INPUT RECORDS ::
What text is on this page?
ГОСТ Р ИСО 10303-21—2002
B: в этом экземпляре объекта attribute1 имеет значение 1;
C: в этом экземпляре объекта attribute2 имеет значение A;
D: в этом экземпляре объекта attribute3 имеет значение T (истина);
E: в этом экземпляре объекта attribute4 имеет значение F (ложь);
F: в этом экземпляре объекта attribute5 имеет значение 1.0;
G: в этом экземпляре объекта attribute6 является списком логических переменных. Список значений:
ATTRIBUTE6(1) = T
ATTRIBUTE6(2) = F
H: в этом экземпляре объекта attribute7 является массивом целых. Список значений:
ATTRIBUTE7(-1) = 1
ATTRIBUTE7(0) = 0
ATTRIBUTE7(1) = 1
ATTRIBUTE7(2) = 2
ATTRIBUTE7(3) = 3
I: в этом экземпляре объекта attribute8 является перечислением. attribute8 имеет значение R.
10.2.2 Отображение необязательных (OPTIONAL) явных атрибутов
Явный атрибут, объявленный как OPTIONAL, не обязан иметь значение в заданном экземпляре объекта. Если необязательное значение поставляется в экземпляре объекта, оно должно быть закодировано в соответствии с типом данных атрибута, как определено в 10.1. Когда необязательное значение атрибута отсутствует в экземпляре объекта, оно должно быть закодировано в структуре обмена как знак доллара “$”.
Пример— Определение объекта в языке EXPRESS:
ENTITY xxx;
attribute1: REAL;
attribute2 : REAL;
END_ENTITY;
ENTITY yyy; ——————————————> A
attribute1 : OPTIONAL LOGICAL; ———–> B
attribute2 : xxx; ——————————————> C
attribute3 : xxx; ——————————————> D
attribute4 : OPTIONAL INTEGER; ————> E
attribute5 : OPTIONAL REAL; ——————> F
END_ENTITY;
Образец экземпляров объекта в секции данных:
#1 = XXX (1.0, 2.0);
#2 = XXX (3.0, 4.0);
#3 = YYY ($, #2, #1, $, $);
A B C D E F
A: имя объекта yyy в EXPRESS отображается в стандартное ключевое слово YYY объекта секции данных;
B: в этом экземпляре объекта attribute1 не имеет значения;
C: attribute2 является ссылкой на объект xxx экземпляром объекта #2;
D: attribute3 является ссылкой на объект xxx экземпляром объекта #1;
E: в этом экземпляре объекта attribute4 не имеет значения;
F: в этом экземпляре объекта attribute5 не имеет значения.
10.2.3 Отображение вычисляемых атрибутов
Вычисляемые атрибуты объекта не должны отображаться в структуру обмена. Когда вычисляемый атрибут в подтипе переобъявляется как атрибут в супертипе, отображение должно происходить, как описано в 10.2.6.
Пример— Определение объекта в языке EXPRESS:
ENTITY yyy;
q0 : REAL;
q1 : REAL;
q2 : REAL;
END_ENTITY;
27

WHAT YOU NEED TO DO :: Show all lines above holding "Список".

THE ANSWER ::
G: в этом экземпляре объекта attribute6 является списком логических переменных. Список значений:
H: в этом экземпляре объекта attribute7 является массивом целых. Список значений:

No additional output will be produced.